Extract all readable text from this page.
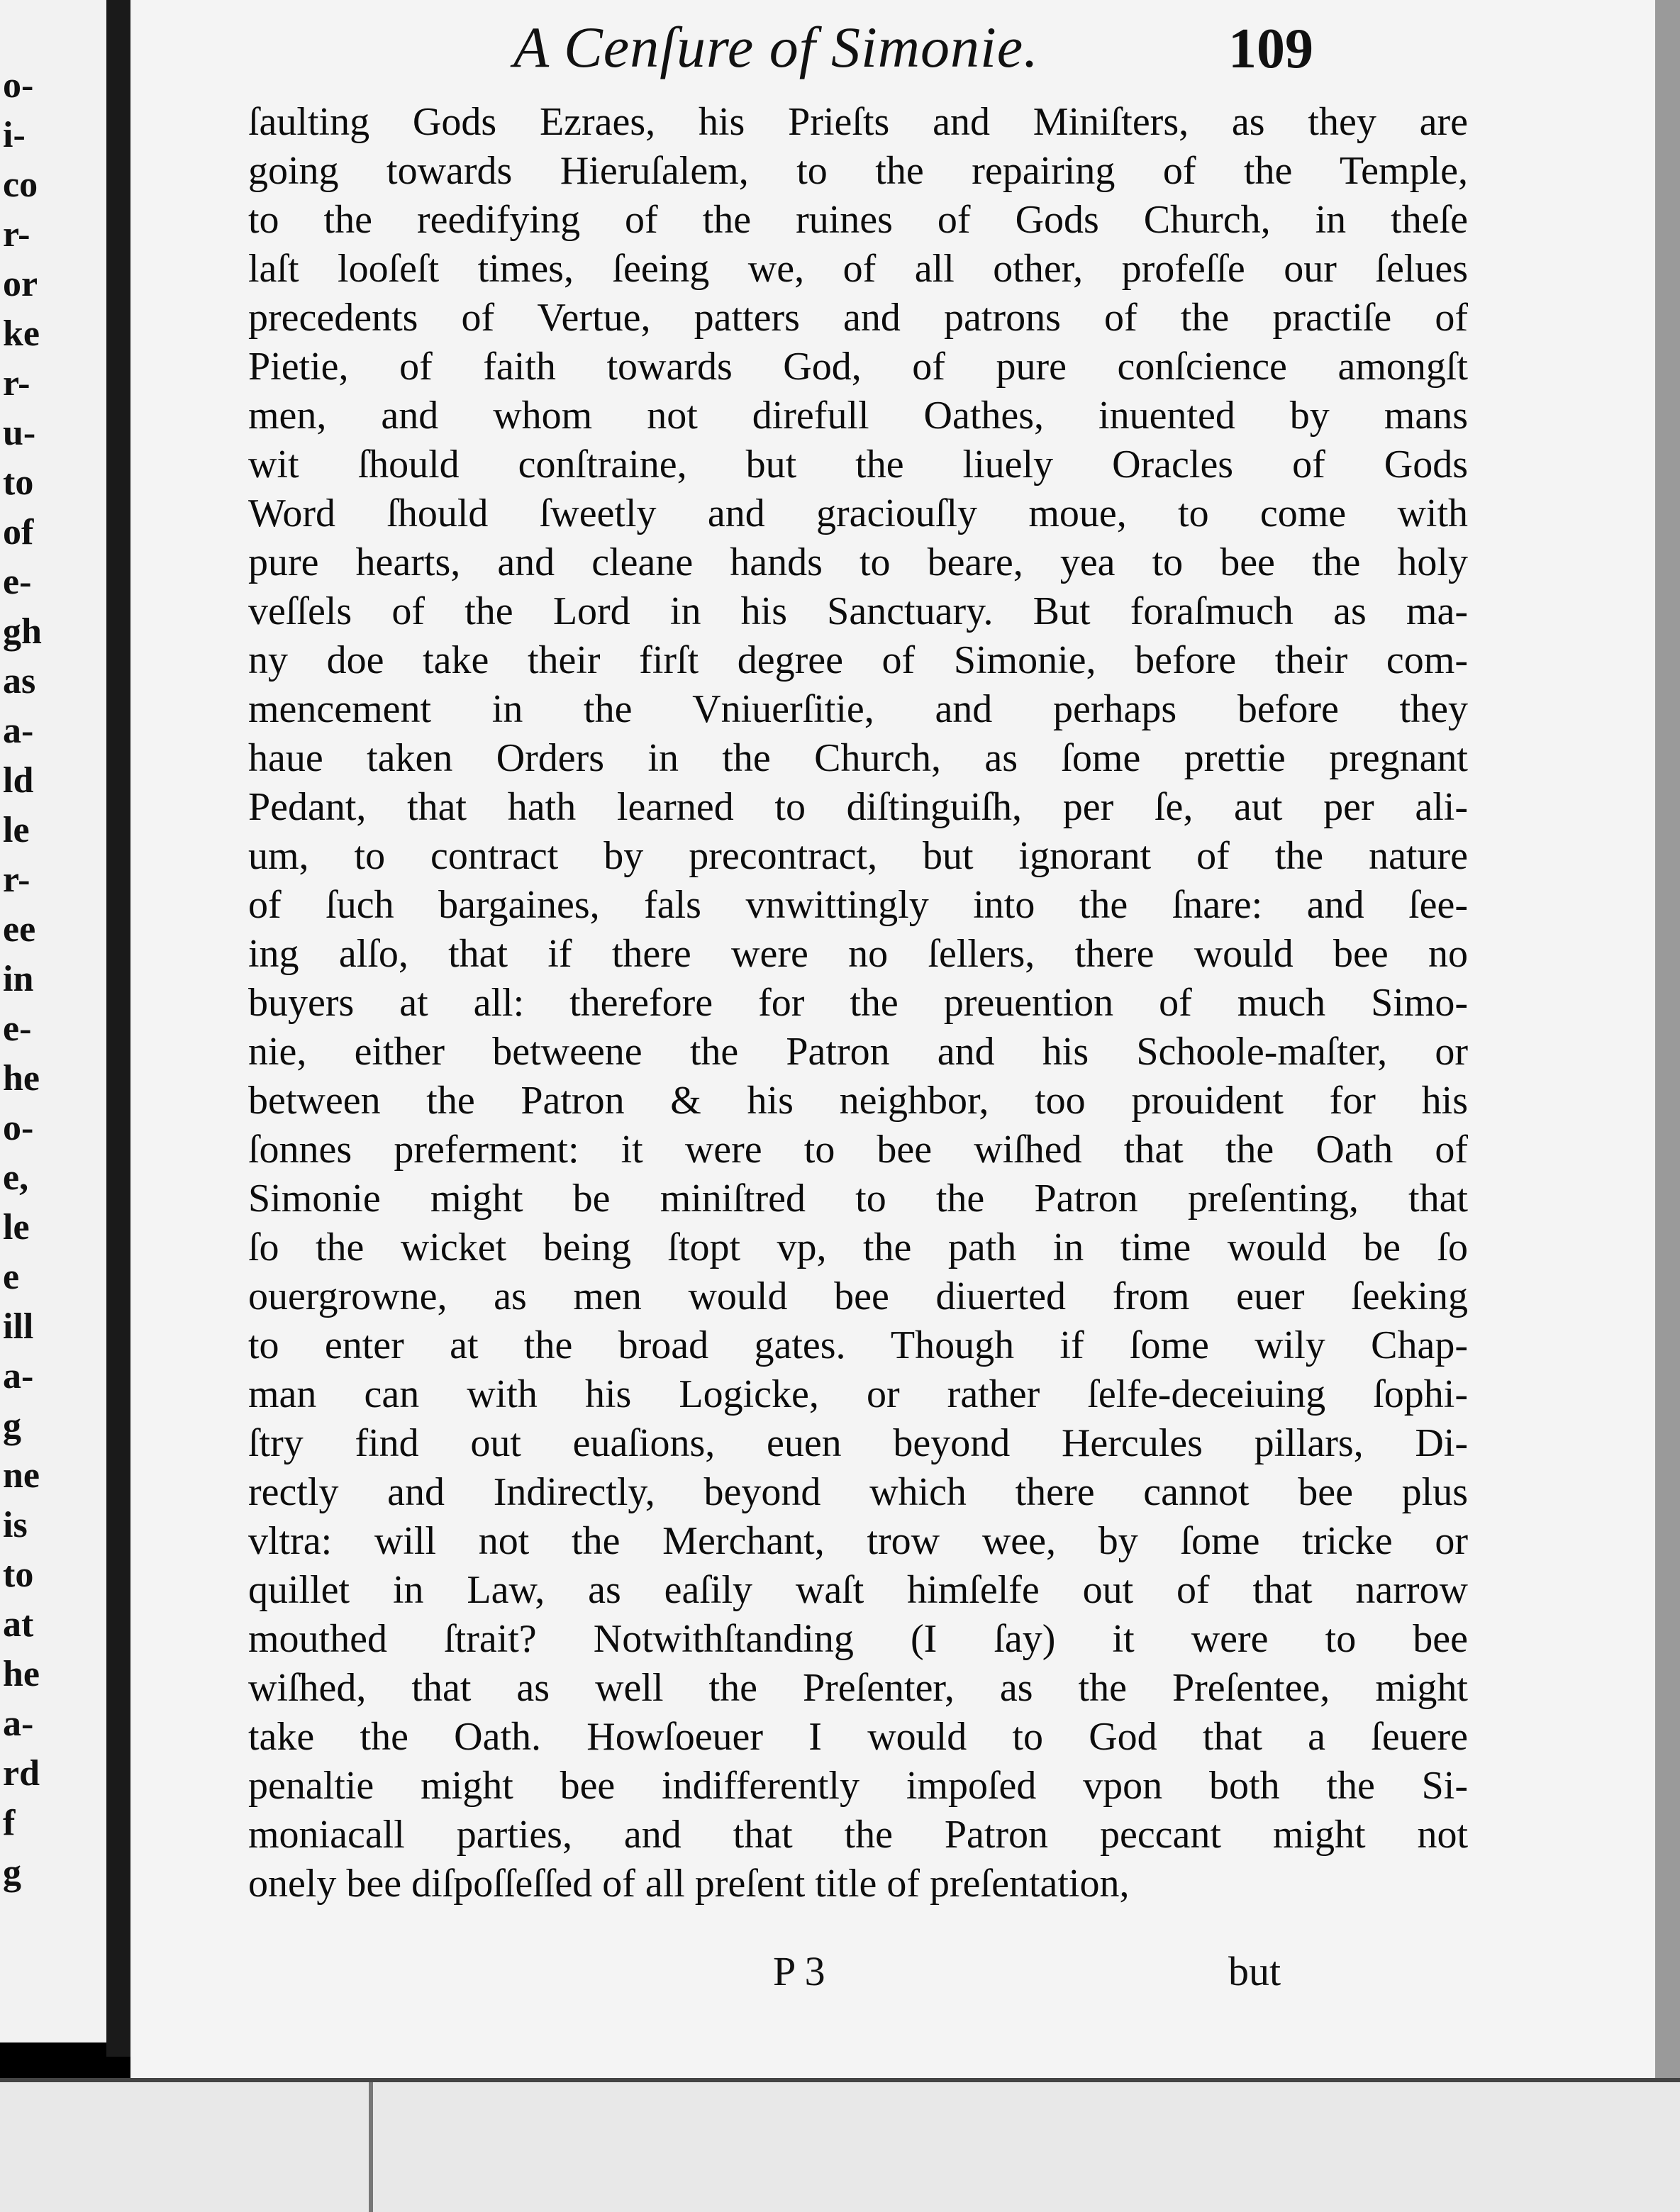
o-
i-
co
r-
or
ke
r-
u-
to
of
e-
gh
as
a-
ld
le
r-
ee
in
e-
he
o-
e,
le
e
ill
a-
g
ne
is
to
at
he
a-
rd
f
g
A Cenſure of Simonie.	109
ſaulting Gods Ezraes, his Prieſts and Miniſters, as they are
going towards Hieruſalem, to the repairing of the Temple,
to the reedifying of the ruines of Gods Church, in theſe
laſt looſeſt times, ſeeing we, of all other, profeſſe our ſelues
precedents of Vertue, patters and patrons of the practiſe of
Pietie, of faith towards God, of pure conſcience amongſt
men, and whom not direfull Oathes, inuented by mans
wit ſhould conſtraine, but the liuely Oracles of Gods
Word ſhould ſweetly and graciouſly moue, to come with
pure hearts, and cleane hands to beare, yea to bee the holy
veſſels of the Lord in his Sanctuary. But foraſmuch as ma-
ny doe take their firſt degree of Simonie, before their com-
mencement in the Vniuerſitie, and perhaps before they
haue taken Orders in the Church, as ſome prettie pregnant
Pedant, that hath learned to diſtinguiſh, per ſe, aut per ali-
um, to contract by precontract, but ignorant of the nature
of ſuch bargaines, fals vnwittingly into the ſnare: and ſee-
ing alſo, that if there were no ſellers, there would bee no
buyers at all: therefore for the preuention of much Simo-
nie, either betweene the Patron and his Schoole-maſter, or
between the Patron & his neighbor, too prouident for his
ſonnes preferment: it were to bee wiſhed that the Oath of
Simonie might be miniſtred to the Patron preſenting, that
ſo the wicket being ſtopt vp, the path in time would be ſo
ouergrowne, as men would bee diuerted from euer ſeeking
to enter at the broad gates. Though if ſome wily Chap-
man can with his Logicke, or rather ſelfe-deceiuing ſophi-
ſtry find out euaſions, euen beyond Hercules pillars, Di-
rectly and Indirectly, beyond which there cannot bee plus
vltra: will not the Merchant, trow wee, by ſome tricke or
quillet in Law, as eaſily waſt himſelfe out of that narrow
mouthed ſtrait? Notwithſtanding (I ſay) it were to bee
wiſhed, that as well the Preſenter, as the Preſentee, might
take the Oath. Howſoeuer I would to God that a ſeuere
penaltie might bee indifferently impoſed vpon both the Si-
moniacall parties, and that the Patron peccant might not
onely bee diſpoſſeſſed of all preſent title of preſentation,
P 3	but
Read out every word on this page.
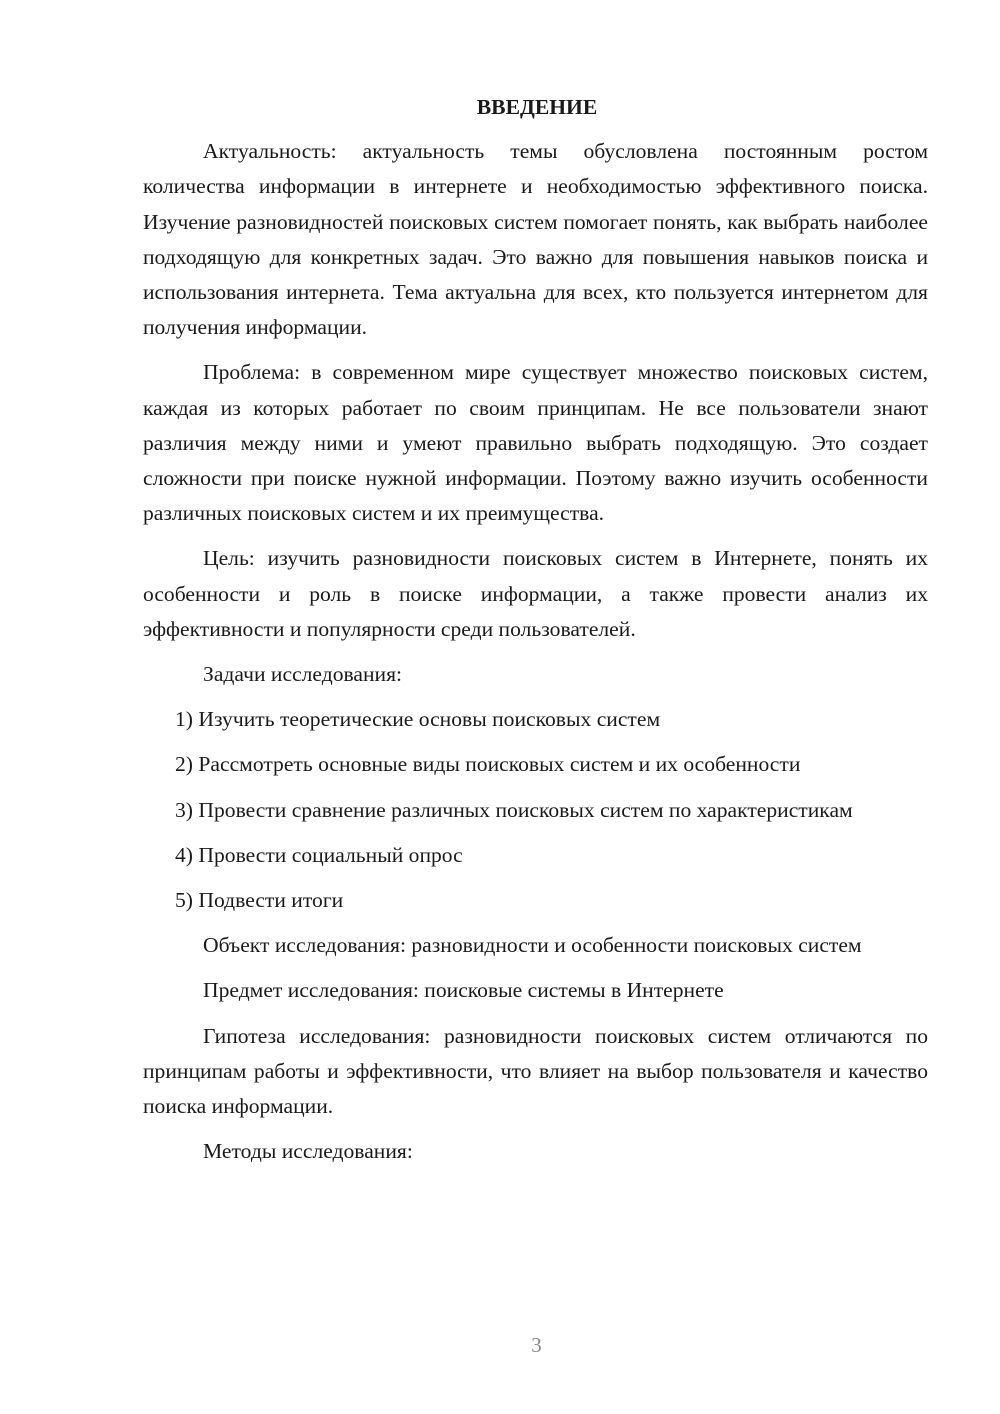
ВВЕДЕНИЕ

Актуальность: актуальность темы обусловлена постоянным ростом количества информации в интернете и необходимостью эффективного поиска. Изучение разновидностей поисковых систем помогает понять, как выбрать наиболее подходящую для конкретных задач. Это важно для повышения навыков поиска и использования интернета. Тема актуальна для всех, кто пользуется интернетом для получения информации.

Проблема: в современном мире существует множество поисковых систем, каждая из которых работает по своим принципам. Не все пользователи знают различия между ними и умеют правильно выбрать подходящую. Это создает сложности при поиске нужной информации. Поэтому важно изучить особенности различных поисковых систем и их преимущества.

Цель: изучить разновидности поисковых систем в Интернете, понять их особенности и роль в поиске информации, а также провести анализ их эффективности и популярности среди пользователей.

Задачи исследования:

1) Изучить теоретические основы поисковых систем

2) Рассмотреть основные виды поисковых систем и их особенности

3) Провести сравнение различных поисковых систем по характеристикам

4) Провести социальный опрос

5) Подвести итоги

Объект исследования: разновидности и особенности поисковых систем

Предмет исследования: поисковые системы в Интернете

Гипотеза исследования: разновидности поисковых систем отличаются по принципам работы и эффективности, что влияет на выбор пользователя и качество поиска информации.

Методы исследования:

3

» **Task directions**: Give an exact copy of the material, leaving out every picture.

» **Output below**:
Extract all readable text from this page.
o-
i-
co
r-
or
ke
r-
u-
to
of
e-
gh
as
a-
ld
le
r-
ee
in
e-
he
o-
e,
le
e
ill
a-
g
ne
is
to
at
he
a-
rd
f
g
A Cenſure of Simonie.	109
ſaulting Gods Ezraes, his Prieſts and Miniſters, as they are
going towards Hieruſalem, to the repairing of the Temple,
to the reedifying of the ruines of Gods Church, in theſe
laſt looſeſt times, ſeeing we, of all other, profeſſe our ſelues
precedents of Vertue, patters and patrons of the practiſe of
Pietie, of faith towards God, of pure conſcience amongſt
men, and whom not direfull Oathes, inuented by mans
wit ſhould conſtraine, but the liuely Oracles of Gods
Word ſhould ſweetly and graciouſly moue, to come with
pure hearts, and cleane hands to beare, yea to bee the holy
veſſels of the Lord in his Sanctuary. But foraſmuch as ma-
ny doe take their firſt degree of Simonie, before their com-
mencement in the Vniuerſitie, and perhaps before they
haue taken Orders in the Church, as ſome prettie pregnant
Pedant, that hath learned to diſtinguiſh, per ſe, aut per ali-
um, to contract by precontract, but ignorant of the nature
of ſuch bargaines, fals vnwittingly into the ſnare: and ſee-
ing alſo, that if there were no ſellers, there would bee no
buyers at all: therefore for the preuention of much Simo-
nie, either betweene the Patron and his Schoole-maſter, or
between the Patron & his neighbor, too prouident for his
ſonnes preferment: it were to bee wiſhed that the Oath of
Simonie might be miniſtred to the Patron preſenting, that
ſo the wicket being ſtopt vp, the path in time would be ſo
ouergrowne, as men would bee diuerted from euer ſeeking
to enter at the broad gates. Though if ſome wily Chap-
man can with his Logicke, or rather ſelfe-deceiuing ſophi-
ſtry find out euaſions, euen beyond Hercules pillars, Di-
rectly and Indirectly, beyond which there cannot bee plus
vltra: will not the Merchant, trow wee, by ſome tricke or
quillet in Law, as eaſily waſt himſelfe out of that narrow
mouthed ſtrait? Notwithſtanding (I ſay) it were to bee
wiſhed, that as well the Preſenter, as the Preſentee, might
take the Oath. Howſoeuer I would to God that a ſeuere
penaltie might bee indifferently impoſed vpon both the Si-
moniacall parties, and that the Patron peccant might not
onely bee diſpoſſeſſed of all preſent title of preſentation,
P 3	but
Read out every word on this page.
ВВЕДЕНИЕ

Актуальность: актуальность темы обусловлена постоянным ростом количества информации в интернете и необходимостью эффективного поиска. Изучение разновидностей поисковых систем помогает понять, как выбрать наиболее подходящую для конкретных задач. Это важно для повышения навыков поиска и использования интернета. Тема актуальна для всех, кто пользуется интернетом для получения информации.

Проблема: в современном мире существует множество поисковых систем, каждая из которых работает по своим принципам. Не все пользователи знают различия между ними и умеют правильно выбрать подходящую. Это создает сложности при поиске нужной информации. Поэтому важно изучить особенности различных поисковых систем и их преимущества.

Цель: изучить разновидности поисковых систем в Интернете, понять их особенности и роль в поиске информации, а также провести анализ их эффективности и популярности среди пользователей.

Задачи исследования:

1) Изучить теоретические основы поисковых систем

2) Рассмотреть основные виды поисковых систем и их особенности

3) Провести сравнение различных поисковых систем по характеристикам

4) Провести социальный опрос

5) Подвести итоги

Объект исследования: разновидности и особенности поисковых систем

Предмет исследования: поисковые системы в Интернете

Гипотеза исследования: разновидности поисковых систем отличаются по принципам работы и эффективности, что влияет на выбор пользователя и качество поиска информации.

Методы исследования:

3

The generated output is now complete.